> [WHAT IS EXPECTED]
Gather, from the data below, each line in which the word "AREA" occurs.

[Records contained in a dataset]
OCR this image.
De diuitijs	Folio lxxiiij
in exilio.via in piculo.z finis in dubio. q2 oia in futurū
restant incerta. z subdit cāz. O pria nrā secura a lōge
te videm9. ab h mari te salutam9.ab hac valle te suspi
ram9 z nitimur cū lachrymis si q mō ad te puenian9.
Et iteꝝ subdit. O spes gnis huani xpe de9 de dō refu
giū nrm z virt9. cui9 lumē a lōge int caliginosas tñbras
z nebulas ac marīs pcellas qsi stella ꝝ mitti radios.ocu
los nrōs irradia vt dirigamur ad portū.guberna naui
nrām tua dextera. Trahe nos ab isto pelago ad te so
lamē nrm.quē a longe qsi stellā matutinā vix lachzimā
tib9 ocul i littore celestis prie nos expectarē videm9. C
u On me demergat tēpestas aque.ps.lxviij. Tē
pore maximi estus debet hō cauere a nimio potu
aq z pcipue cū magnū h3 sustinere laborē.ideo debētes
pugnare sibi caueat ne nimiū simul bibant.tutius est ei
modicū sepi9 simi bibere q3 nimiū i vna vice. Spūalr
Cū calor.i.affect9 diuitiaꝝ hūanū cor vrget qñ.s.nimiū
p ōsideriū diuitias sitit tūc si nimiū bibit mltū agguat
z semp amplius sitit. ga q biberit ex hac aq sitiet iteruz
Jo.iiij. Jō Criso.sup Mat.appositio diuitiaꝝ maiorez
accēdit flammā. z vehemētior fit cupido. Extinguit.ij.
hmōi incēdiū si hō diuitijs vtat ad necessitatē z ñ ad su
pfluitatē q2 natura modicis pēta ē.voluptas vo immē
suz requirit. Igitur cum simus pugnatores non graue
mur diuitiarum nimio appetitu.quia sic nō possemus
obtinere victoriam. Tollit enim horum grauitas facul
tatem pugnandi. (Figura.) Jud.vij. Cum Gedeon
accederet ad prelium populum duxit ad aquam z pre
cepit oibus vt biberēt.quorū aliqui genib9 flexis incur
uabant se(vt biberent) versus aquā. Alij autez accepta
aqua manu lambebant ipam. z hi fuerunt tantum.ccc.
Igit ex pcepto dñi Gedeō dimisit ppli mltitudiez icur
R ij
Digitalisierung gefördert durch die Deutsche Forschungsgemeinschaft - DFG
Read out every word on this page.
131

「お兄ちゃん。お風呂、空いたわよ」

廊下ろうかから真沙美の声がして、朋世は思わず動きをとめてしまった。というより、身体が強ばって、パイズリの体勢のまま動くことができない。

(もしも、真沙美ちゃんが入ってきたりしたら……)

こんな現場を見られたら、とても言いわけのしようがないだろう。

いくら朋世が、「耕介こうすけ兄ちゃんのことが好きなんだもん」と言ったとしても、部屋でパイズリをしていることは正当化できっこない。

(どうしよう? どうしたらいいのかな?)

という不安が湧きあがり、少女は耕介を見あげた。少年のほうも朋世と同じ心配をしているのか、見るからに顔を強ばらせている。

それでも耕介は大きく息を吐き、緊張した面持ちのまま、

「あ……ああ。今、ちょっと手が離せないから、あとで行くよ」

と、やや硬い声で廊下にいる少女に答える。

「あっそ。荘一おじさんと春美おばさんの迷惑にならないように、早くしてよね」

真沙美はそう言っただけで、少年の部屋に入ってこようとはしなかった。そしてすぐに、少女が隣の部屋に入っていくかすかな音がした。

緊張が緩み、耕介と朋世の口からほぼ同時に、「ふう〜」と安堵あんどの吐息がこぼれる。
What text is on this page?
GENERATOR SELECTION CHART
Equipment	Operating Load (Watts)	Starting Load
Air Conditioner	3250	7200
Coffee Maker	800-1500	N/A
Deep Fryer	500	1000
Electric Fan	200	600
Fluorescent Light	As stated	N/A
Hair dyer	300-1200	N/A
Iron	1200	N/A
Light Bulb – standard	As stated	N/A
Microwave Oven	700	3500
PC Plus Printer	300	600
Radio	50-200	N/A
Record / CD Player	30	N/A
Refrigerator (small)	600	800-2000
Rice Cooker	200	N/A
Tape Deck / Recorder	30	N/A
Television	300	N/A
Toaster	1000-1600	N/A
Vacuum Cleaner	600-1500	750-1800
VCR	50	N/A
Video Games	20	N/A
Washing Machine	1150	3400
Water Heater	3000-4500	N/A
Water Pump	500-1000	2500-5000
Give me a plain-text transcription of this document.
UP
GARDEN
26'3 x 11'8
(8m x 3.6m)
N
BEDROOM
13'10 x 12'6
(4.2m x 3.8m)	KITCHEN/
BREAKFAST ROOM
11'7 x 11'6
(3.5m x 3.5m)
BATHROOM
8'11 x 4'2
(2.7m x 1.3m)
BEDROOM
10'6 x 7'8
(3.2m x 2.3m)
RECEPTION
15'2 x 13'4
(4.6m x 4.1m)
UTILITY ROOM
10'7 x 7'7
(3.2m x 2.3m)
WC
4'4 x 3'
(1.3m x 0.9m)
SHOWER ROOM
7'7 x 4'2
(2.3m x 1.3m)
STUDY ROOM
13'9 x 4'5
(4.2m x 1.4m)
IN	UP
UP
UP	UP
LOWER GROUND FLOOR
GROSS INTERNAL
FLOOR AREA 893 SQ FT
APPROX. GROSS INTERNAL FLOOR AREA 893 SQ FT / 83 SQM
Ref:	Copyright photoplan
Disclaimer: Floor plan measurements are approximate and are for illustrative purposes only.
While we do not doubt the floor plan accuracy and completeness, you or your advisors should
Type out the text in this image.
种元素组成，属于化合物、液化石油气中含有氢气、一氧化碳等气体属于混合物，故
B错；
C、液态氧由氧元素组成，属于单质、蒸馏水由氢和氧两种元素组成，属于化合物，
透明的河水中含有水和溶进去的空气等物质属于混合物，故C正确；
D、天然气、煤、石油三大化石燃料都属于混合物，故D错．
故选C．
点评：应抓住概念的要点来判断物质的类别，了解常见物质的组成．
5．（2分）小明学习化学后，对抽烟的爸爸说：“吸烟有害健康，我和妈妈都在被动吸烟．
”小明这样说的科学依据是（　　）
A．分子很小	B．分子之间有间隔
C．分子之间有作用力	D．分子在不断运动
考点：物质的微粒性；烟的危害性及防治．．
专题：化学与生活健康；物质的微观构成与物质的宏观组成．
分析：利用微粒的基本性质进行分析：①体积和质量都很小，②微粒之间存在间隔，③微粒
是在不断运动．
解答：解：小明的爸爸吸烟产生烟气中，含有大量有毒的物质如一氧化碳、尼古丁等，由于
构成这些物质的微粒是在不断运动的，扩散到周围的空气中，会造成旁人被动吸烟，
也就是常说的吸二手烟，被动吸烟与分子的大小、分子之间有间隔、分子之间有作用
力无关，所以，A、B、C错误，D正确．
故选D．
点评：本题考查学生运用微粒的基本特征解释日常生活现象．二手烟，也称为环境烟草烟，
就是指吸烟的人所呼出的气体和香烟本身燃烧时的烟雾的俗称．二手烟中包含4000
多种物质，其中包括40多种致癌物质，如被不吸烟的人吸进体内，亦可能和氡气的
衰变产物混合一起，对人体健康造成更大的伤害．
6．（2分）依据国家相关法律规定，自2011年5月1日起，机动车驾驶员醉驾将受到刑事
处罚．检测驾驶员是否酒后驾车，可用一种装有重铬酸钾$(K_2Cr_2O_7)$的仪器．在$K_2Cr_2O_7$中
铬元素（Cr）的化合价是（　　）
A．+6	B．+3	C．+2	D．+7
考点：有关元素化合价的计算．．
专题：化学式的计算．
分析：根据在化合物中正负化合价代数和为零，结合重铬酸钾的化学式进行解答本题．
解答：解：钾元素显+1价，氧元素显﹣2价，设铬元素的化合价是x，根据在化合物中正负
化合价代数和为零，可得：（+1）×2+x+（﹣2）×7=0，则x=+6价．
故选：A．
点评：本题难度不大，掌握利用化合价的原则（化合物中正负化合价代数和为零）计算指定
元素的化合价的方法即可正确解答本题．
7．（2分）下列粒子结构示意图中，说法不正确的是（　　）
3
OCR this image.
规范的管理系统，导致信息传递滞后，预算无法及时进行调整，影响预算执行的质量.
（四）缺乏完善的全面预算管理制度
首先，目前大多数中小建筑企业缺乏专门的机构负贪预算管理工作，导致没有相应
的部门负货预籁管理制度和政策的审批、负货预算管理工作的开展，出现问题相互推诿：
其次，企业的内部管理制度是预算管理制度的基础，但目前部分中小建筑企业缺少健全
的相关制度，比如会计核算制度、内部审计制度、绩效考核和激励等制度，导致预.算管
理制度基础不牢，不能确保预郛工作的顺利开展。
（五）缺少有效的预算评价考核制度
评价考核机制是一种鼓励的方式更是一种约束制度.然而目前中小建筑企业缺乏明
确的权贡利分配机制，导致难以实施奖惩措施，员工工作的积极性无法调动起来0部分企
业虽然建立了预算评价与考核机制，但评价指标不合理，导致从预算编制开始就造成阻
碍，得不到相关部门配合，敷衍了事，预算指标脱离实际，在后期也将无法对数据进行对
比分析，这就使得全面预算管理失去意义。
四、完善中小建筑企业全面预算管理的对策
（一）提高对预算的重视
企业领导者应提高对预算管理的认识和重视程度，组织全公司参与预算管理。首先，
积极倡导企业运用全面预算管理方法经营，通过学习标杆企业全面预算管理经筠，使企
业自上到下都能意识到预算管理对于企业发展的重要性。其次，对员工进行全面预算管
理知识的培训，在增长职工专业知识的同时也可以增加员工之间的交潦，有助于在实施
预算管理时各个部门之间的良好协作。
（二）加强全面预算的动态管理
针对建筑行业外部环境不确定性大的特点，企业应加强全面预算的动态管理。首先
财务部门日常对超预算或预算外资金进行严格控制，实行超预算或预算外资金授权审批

> [TASK OUTPUT]
FLOOR AREA 893 SQ FT
APPROX. GROSS INTERNAL FLOOR AREA 893 SQ FT / 83 SQM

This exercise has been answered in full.